**Written exercise**
Each entry below is to be transcribed exactly.

[Chart and figure data]
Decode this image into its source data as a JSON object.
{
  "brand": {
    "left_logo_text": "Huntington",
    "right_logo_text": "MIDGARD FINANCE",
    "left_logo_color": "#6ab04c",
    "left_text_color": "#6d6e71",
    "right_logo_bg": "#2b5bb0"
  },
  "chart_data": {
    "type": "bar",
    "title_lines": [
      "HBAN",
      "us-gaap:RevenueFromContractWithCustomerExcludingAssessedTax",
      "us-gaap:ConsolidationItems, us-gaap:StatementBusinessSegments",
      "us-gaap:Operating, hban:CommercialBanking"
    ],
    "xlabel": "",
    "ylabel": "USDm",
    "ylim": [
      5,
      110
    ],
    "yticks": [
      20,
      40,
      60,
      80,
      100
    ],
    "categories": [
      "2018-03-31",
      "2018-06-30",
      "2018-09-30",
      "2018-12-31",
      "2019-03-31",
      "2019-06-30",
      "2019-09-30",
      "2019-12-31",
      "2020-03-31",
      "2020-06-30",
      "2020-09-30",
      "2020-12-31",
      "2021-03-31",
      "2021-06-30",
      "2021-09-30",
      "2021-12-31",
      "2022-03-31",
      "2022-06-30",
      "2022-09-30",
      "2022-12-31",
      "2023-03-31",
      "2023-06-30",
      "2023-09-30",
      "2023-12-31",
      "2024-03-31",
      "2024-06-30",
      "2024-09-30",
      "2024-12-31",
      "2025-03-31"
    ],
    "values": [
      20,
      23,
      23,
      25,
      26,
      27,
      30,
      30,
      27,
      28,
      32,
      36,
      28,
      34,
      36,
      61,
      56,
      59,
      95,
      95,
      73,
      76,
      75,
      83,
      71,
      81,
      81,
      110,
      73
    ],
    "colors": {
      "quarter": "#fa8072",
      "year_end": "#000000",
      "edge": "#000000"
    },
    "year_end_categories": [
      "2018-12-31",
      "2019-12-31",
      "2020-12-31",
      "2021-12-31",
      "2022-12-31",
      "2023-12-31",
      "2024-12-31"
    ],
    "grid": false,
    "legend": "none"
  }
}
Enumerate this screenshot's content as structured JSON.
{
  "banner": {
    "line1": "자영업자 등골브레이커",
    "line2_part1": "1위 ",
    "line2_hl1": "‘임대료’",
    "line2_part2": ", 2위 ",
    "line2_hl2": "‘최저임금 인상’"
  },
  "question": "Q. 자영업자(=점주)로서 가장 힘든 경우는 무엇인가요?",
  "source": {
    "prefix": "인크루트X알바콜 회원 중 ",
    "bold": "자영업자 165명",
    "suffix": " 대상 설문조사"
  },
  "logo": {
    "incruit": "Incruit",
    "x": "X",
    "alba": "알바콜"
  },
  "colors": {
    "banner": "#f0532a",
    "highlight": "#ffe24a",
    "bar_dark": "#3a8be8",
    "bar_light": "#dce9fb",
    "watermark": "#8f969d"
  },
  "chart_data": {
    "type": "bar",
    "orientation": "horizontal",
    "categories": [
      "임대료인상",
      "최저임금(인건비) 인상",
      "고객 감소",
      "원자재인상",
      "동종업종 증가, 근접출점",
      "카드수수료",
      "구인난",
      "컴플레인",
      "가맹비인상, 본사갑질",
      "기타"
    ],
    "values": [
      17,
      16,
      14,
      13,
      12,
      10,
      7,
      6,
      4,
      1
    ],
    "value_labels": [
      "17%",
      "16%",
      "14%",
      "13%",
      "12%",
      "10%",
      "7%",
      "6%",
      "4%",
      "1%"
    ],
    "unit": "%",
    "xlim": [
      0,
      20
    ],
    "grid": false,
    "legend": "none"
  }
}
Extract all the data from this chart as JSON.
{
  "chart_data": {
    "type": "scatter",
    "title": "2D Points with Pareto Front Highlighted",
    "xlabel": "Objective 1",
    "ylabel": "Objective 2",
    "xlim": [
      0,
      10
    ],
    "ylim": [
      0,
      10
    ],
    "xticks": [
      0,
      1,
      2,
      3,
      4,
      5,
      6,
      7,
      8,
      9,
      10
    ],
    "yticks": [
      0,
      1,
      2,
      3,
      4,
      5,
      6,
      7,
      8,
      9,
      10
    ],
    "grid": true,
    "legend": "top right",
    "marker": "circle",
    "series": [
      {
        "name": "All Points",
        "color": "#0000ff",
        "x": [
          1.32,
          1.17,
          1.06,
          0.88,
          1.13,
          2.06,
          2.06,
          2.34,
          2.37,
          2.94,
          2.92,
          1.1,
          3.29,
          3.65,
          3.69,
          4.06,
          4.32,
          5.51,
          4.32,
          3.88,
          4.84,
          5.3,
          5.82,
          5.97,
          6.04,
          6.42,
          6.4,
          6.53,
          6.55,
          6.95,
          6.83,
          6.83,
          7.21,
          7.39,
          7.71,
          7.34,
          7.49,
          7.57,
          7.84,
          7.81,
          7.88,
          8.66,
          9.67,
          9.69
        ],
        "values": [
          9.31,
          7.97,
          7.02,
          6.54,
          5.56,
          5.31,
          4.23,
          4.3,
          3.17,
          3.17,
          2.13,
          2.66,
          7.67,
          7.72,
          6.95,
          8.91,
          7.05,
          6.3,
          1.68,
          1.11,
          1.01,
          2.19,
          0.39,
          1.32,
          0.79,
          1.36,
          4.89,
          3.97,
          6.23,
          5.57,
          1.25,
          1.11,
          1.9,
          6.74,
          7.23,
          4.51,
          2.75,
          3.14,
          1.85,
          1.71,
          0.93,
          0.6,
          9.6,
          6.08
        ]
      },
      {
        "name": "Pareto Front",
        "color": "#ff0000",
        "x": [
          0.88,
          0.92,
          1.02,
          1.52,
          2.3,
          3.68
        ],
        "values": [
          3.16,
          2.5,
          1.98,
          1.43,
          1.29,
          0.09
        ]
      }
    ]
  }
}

**Task answer**
Decode this image into its source data as a JSON object.
{
  "brand": {
    "left_logo_text": "Huntington",
    "right_logo_text": "MIDGARD FINANCE",
    "left_logo_color": "#6ab04c",
    "left_text_color": "#6d6e71",
    "right_logo_bg": "#2b5bb0"
  },
  "chart_data": {
    "type": "bar",
    "title_lines": [
      "HBAN",
      "us-gaap:RevenueFromContractWithCustomerExcludingAssessedTax",
      "us-gaap:ConsolidationItems, us-gaap:StatementBusinessSegments",
      "us-gaap:Operating, hban:CommercialBanking"
    ],
    "xlabel": "",
    "ylabel": "USDm",
    "ylim": [
      5,
      110
    ],
    "yticks": [
      20,
      40,
      60,
      80,
      100
    ],
    "categories": [
      "2018-03-31",
      "2018-06-30",
      "2018-09-30",
      "2018-12-31",
      "2019-03-31",
      "2019-06-30",
      "2019-09-30",
      "2019-12-31",
      "2020-03-31",
      "2020-06-30",
      "2020-09-30",
      "2020-12-31",
      "2021-03-31",
      "2021-06-30",
      "2021-09-30",
      "2021-12-31",
      "2022-03-31",
      "2022-06-30",
      "2022-09-30",
      "2022-12-31",
      "2023-03-31",
      "2023-06-30",
      "2023-09-30",
      "2023-12-31",
      "2024-03-31",
      "2024-06-30",
      "2024-09-30",
      "2024-12-31",
      "2025-03-31"
    ],
    "values": [
      20,
      23,
      23,
      25,
      26,
      27,
      30,
      30,
      27,
      28,
      32,
      36,
      28,
      34,
      36,
      61,
      56,
      59,
      95,
      95,
      73,
      76,
      75,
      83,
      71,
      81,
      81,
      110,
      73
    ],
    "colors": {
      "quarter": "#fa8072",
      "year_end": "#000000",
      "edge": "#000000"
    },
    "year_end_categories": [
      "2018-12-31",
      "2019-12-31",
      "2020-12-31",
      "2021-12-31",
      "2022-12-31",
      "2023-12-31",
      "2024-12-31"
    ],
    "grid": false,
    "legend": "none"
  }
}
Enumerate this screenshot's content as structured JSON.
{
  "banner": {
    "line1": "자영업자 등골브레이커",
    "line2_part1": "1위 ",
    "line2_hl1": "‘임대료’",
    "line2_part2": ", 2위 ",
    "line2_hl2": "‘최저임금 인상’"
  },
  "question": "Q. 자영업자(=점주)로서 가장 힘든 경우는 무엇인가요?",
  "source": {
    "prefix": "인크루트X알바콜 회원 중 ",
    "bold": "자영업자 165명",
    "suffix": " 대상 설문조사"
  },
  "logo": {
    "incruit": "Incruit",
    "x": "X",
    "alba": "알바콜"
  },
  "colors": {
    "banner": "#f0532a",
    "highlight": "#ffe24a",
    "bar_dark": "#3a8be8",
    "bar_light": "#dce9fb",
    "watermark": "#8f969d"
  },
  "chart_data": {
    "type": "bar",
    "orientation": "horizontal",
    "categories": [
      "임대료인상",
      "최저임금(인건비) 인상",
      "고객 감소",
      "원자재인상",
      "동종업종 증가, 근접출점",
      "카드수수료",
      "구인난",
      "컴플레인",
      "가맹비인상, 본사갑질",
      "기타"
    ],
    "values": [
      17,
      16,
      14,
      13,
      12,
      10,
      7,
      6,
      4,
      1
    ],
    "value_labels": [
      "17%",
      "16%",
      "14%",
      "13%",
      "12%",
      "10%",
      "7%",
      "6%",
      "4%",
      "1%"
    ],
    "unit": "%",
    "xlim": [
      0,
      20
    ],
    "grid": false,
    "legend": "none"
  }
}
Extract all the data from this chart as JSON.
{
  "chart_data": {
    "type": "scatter",
    "title": "2D Points with Pareto Front Highlighted",
    "xlabel": "Objective 1",
    "ylabel": "Objective 2",
    "xlim": [
      0,
      10
    ],
    "ylim": [
      0,
      10
    ],
    "xticks": [
      0,
      1,
      2,
      3,
      4,
      5,
      6,
      7,
      8,
      9,
      10
    ],
    "yticks": [
      0,
      1,
      2,
      3,
      4,
      5,
      6,
      7,
      8,
      9,
      10
    ],
    "grid": true,
    "legend": "top right",
    "marker": "circle",
    "series": [
      {
        "name": "All Points",
        "color": "#0000ff",
        "x": [
          1.32,
          1.17,
          1.06,
          0.88,
          1.13,
          2.06,
          2.06,
          2.34,
          2.37,
          2.94,
          2.92,
          1.1,
          3.29,
          3.65,
          3.69,
          4.06,
          4.32,
          5.51,
          4.32,
          3.88,
          4.84,
          5.3,
          5.82,
          5.97,
          6.04,
          6.42,
          6.4,
          6.53,
          6.55,
          6.95,
          6.83,
          6.83,
          7.21,
          7.39,
          7.71,
          7.34,
          7.49,
          7.57,
          7.84,
          7.81,
          7.88,
          8.66,
          9.67,
          9.69
        ],
        "values": [
          9.31,
          7.97,
          7.02,
          6.54,
          5.56,
          5.31,
          4.23,
          4.3,
          3.17,
          3.17,
          2.13,
          2.66,
          7.67,
          7.72,
          6.95,
          8.91,
          7.05,
          6.3,
          1.68,
          1.11,
          1.01,
          2.19,
          0.39,
          1.32,
          0.79,
          1.36,
          4.89,
          3.97,
          6.23,
          5.57,
          1.25,
          1.11,
          1.9,
          6.74,
          7.23,
          4.51,
          2.75,
          3.14,
          1.85,
          1.71,
          0.93,
          0.6,
          9.6,
          6.08
        ]
      },
      {
        "name": "Pareto Front",
        "color": "#ff0000",
        "x": [
          0.88,
          0.92,
          1.02,
          1.52,
          2.3,
          3.68
        ],
        "values": [
          3.16,
          2.5,
          1.98,
          1.43,
          1.29,
          0.09
        ]
      }
    ]
  }
}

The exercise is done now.